Dataset rows about figures
%%

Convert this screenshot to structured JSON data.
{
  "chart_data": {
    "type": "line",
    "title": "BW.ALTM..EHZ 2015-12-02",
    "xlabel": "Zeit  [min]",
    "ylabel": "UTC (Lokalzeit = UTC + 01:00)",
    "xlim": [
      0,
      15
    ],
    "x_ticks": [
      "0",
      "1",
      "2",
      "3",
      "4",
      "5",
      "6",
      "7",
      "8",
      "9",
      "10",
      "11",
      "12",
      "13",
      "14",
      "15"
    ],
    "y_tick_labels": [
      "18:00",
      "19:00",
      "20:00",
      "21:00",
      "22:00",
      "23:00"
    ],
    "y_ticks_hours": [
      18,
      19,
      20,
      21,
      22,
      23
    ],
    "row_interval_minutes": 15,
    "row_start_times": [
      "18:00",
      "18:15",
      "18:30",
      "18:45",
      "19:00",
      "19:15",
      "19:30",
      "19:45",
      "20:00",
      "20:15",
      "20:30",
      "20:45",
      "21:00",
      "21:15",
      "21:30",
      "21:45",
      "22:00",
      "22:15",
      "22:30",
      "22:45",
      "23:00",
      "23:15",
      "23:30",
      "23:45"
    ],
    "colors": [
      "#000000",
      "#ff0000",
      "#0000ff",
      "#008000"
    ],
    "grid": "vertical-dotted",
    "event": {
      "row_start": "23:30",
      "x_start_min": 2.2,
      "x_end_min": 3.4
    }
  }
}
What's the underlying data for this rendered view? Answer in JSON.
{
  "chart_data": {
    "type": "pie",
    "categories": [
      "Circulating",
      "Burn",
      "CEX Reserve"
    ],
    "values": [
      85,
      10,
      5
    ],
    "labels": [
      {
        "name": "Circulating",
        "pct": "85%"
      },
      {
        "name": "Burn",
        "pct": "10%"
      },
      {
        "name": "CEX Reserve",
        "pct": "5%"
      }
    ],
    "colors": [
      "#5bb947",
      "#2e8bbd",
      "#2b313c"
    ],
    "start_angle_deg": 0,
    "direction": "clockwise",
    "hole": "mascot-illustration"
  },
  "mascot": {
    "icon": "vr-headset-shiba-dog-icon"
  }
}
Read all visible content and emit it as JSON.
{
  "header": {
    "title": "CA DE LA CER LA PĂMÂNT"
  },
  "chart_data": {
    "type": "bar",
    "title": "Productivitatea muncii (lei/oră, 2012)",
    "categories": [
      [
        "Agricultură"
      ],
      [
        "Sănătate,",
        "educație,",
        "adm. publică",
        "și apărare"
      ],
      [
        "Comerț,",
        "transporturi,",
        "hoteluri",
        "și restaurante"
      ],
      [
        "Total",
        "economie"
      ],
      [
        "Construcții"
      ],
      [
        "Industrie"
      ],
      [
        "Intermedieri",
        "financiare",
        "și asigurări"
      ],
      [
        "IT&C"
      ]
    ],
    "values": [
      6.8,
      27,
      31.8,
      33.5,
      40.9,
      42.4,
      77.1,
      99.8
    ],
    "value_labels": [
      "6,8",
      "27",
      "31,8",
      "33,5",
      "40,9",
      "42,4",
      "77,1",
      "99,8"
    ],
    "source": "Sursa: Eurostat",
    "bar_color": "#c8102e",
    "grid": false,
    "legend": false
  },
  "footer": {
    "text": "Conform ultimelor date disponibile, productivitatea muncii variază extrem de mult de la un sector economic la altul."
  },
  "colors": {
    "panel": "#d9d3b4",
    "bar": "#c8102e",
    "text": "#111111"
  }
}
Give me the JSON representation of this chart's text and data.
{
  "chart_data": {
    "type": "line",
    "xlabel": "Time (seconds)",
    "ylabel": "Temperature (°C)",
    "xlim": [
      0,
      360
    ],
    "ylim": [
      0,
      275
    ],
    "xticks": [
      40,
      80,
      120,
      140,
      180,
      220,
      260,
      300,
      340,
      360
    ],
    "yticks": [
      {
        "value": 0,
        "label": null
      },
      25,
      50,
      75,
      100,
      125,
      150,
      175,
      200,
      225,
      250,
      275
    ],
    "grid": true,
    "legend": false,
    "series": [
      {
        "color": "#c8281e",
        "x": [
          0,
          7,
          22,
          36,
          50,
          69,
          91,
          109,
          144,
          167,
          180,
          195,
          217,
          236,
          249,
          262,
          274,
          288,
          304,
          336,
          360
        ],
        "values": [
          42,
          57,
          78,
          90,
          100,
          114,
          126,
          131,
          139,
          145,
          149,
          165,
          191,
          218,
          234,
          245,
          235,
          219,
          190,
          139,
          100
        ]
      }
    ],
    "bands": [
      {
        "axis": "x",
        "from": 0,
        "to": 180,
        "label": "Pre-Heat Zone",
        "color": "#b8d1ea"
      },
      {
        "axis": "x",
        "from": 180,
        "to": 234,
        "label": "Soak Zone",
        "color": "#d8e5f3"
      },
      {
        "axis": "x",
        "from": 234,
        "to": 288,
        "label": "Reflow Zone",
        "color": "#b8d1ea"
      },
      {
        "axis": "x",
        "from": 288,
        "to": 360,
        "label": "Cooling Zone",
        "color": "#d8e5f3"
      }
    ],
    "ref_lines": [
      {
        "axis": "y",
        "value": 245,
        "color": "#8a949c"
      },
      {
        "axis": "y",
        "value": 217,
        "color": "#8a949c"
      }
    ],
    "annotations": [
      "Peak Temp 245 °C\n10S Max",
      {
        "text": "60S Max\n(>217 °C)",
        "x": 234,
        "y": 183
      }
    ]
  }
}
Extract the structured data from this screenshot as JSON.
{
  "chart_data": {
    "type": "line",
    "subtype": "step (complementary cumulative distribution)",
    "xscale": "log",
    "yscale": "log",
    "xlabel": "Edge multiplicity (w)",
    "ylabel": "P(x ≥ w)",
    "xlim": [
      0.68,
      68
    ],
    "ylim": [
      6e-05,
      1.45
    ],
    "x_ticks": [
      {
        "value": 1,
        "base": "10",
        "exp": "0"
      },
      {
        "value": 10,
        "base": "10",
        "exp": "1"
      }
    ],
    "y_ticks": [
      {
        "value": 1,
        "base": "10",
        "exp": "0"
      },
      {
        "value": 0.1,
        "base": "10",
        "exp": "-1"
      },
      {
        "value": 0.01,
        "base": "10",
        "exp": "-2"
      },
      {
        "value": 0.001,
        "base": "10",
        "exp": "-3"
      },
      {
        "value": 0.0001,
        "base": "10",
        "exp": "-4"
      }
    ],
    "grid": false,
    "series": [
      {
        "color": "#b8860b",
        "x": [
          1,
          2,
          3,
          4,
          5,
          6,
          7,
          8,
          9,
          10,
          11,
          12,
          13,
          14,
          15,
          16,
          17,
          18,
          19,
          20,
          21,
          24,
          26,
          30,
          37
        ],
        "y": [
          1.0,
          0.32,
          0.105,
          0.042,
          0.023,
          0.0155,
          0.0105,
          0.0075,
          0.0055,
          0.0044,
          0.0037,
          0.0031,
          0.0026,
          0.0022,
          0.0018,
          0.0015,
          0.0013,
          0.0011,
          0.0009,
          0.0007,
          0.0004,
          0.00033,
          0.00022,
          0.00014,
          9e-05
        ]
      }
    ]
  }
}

%%

REQUIRED WORK:
In the material above, show every line where the word "this" turns up.

PROBLEM SOLUTION:
Convert this screenshot to structured JSON data.
What's the underlying data for this rendered view? Answer in JSON.
Give me the JSON representation of this chart's text and data.
Extract the structured data from this screenshot as JSON.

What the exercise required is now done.